## EXERCISE GOAL
Return all of the entries exactly as written.

## INFORMATION SUPPLIED
-=-=-

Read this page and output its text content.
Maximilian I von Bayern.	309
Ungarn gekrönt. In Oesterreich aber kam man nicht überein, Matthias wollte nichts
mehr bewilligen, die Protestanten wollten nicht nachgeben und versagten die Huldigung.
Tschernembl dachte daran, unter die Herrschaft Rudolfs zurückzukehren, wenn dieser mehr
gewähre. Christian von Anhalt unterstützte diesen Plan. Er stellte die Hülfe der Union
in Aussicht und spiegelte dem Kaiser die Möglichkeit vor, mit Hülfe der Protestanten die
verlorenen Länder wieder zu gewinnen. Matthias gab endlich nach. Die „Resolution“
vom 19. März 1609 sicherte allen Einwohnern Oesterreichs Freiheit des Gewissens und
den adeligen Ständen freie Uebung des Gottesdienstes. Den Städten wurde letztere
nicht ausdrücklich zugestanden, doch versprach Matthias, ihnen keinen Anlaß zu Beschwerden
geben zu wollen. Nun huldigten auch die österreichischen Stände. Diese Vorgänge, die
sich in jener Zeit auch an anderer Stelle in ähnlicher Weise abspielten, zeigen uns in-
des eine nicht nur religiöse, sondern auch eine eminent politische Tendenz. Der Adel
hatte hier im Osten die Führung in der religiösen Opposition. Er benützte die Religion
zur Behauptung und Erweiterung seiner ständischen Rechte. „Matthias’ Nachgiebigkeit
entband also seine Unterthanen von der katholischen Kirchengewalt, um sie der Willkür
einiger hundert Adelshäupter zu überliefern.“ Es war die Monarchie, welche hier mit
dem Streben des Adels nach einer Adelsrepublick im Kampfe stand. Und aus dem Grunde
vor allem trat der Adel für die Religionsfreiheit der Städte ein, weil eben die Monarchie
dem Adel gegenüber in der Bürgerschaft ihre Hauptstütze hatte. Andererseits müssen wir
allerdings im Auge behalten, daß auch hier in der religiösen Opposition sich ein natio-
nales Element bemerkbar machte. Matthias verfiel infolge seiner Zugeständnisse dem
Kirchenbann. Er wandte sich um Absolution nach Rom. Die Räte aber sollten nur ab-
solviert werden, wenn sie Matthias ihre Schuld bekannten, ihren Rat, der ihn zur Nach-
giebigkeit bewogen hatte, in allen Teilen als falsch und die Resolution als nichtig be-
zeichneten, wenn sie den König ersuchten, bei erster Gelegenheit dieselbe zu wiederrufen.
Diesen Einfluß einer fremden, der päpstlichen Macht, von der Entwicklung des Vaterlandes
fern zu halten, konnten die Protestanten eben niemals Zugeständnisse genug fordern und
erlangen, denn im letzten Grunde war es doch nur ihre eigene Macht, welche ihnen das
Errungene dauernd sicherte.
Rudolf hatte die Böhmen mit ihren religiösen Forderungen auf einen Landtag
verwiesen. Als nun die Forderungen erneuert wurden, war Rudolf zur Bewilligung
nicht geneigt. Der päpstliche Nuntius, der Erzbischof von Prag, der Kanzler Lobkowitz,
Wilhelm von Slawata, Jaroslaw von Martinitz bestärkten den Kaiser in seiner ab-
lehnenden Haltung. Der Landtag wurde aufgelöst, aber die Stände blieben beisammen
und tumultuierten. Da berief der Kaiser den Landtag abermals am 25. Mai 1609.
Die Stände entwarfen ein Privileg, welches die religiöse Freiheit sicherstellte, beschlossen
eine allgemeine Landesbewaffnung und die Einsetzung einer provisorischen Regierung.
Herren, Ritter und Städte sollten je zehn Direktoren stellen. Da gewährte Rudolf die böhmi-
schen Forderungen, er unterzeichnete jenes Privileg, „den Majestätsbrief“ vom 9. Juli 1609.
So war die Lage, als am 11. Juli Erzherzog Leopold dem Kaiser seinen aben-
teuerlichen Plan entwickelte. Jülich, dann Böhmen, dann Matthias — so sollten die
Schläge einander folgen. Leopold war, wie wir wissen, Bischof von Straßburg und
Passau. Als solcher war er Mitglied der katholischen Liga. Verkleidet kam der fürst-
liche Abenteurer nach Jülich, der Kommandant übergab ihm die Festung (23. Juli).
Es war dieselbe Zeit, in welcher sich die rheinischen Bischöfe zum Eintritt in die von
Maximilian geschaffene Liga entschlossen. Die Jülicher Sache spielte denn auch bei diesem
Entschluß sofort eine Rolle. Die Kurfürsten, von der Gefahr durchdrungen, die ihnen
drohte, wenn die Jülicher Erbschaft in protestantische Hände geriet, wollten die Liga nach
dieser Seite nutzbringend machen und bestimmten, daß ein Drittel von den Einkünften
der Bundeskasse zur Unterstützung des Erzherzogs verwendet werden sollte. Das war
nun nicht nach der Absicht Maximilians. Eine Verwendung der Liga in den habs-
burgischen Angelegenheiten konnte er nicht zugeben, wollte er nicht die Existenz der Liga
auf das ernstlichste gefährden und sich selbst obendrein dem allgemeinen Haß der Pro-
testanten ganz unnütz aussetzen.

-=-=-

## ANSWER FOR THE TASK
Read this page and output its text content.
Maximilian I von Bayern.	309
Ungarn gekrönt. In Oesterreich aber kam man nicht überein, Matthias wollte nichts
mehr bewilligen, die Protestanten wollten nicht nachgeben und versagten die Huldigung.
Tschernembl dachte daran, unter die Herrschaft Rudolfs zurückzukehren, wenn dieser mehr
gewähre. Christian von Anhalt unterstützte diesen Plan. Er stellte die Hülfe der Union
in Aussicht und spiegelte dem Kaiser die Möglichkeit vor, mit Hülfe der Protestanten die
verlorenen Länder wieder zu gewinnen. Matthias gab endlich nach. Die „Resolution“
vom 19. März 1609 sicherte allen Einwohnern Oesterreichs Freiheit des Gewissens und
den adeligen Ständen freie Uebung des Gottesdienstes. Den Städten wurde letztere
nicht ausdrücklich zugestanden, doch versprach Matthias, ihnen keinen Anlaß zu Beschwerden
geben zu wollen. Nun huldigten auch die österreichischen Stände. Diese Vorgänge, die
sich in jener Zeit auch an anderer Stelle in ähnlicher Weise abspielten, zeigen uns in-
des eine nicht nur religiöse, sondern auch eine eminent politische Tendenz. Der Adel
hatte hier im Osten die Führung in der religiösen Opposition. Er benützte die Religion
zur Behauptung und Erweiterung seiner ständischen Rechte. „Matthias’ Nachgiebigkeit
entband also seine Unterthanen von der katholischen Kirchengewalt, um sie der Willkür
einiger hundert Adelshäupter zu überliefern.“ Es war die Monarchie, welche hier mit
dem Streben des Adels nach einer Adelsrepublick im Kampfe stand. Und aus dem Grunde
vor allem trat der Adel für die Religionsfreiheit der Städte ein, weil eben die Monarchie
dem Adel gegenüber in der Bürgerschaft ihre Hauptstütze hatte. Andererseits müssen wir
allerdings im Auge behalten, daß auch hier in der religiösen Opposition sich ein natio-
nales Element bemerkbar machte. Matthias verfiel infolge seiner Zugeständnisse dem
Kirchenbann. Er wandte sich um Absolution nach Rom. Die Räte aber sollten nur ab-
solviert werden, wenn sie Matthias ihre Schuld bekannten, ihren Rat, der ihn zur Nach-
giebigkeit bewogen hatte, in allen Teilen als falsch und die Resolution als nichtig be-
zeichneten, wenn sie den König ersuchten, bei erster Gelegenheit dieselbe zu wiederrufen.
Diesen Einfluß einer fremden, der päpstlichen Macht, von der Entwicklung des Vaterlandes
fern zu halten, konnten die Protestanten eben niemals Zugeständnisse genug fordern und
erlangen, denn im letzten Grunde war es doch nur ihre eigene Macht, welche ihnen das
Errungene dauernd sicherte.
Rudolf hatte die Böhmen mit ihren religiösen Forderungen auf einen Landtag
verwiesen. Als nun die Forderungen erneuert wurden, war Rudolf zur Bewilligung
nicht geneigt. Der päpstliche Nuntius, der Erzbischof von Prag, der Kanzler Lobkowitz,
Wilhelm von Slawata, Jaroslaw von Martinitz bestärkten den Kaiser in seiner ab-
lehnenden Haltung. Der Landtag wurde aufgelöst, aber die Stände blieben beisammen
und tumultuierten. Da berief der Kaiser den Landtag abermals am 25. Mai 1609.
Die Stände entwarfen ein Privileg, welches die religiöse Freiheit sicherstellte, beschlossen
eine allgemeine Landesbewaffnung und die Einsetzung einer provisorischen Regierung.
Herren, Ritter und Städte sollten je zehn Direktoren stellen. Da gewährte Rudolf die böhmi-
schen Forderungen, er unterzeichnete jenes Privileg, „den Majestätsbrief“ vom 9. Juli 1609.
So war die Lage, als am 11. Juli Erzherzog Leopold dem Kaiser seinen aben-
teuerlichen Plan entwickelte. Jülich, dann Böhmen, dann Matthias — so sollten die
Schläge einander folgen. Leopold war, wie wir wissen, Bischof von Straßburg und
Passau. Als solcher war er Mitglied der katholischen Liga. Verkleidet kam der fürst-
liche Abenteurer nach Jülich, der Kommandant übergab ihm die Festung (23. Juli).
Es war dieselbe Zeit, in welcher sich die rheinischen Bischöfe zum Eintritt in die von
Maximilian geschaffene Liga entschlossen. Die Jülicher Sache spielte denn auch bei diesem
Entschluß sofort eine Rolle. Die Kurfürsten, von der Gefahr durchdrungen, die ihnen
drohte, wenn die Jülicher Erbschaft in protestantische Hände geriet, wollten die Liga nach
dieser Seite nutzbringend machen und bestimmten, daß ein Drittel von den Einkünften
der Bundeskasse zur Unterstützung des Erzherzogs verwendet werden sollte. Das war
nun nicht nach der Absicht Maximilians. Eine Verwendung der Liga in den habs-
burgischen Angelegenheiten konnte er nicht zugeben, wollte er nicht die Existenz der Liga
auf das ernstlichste gefährden und sich selbst obendrein dem allgemeinen Haß der Pro-
testanten ganz unnütz aussetzen.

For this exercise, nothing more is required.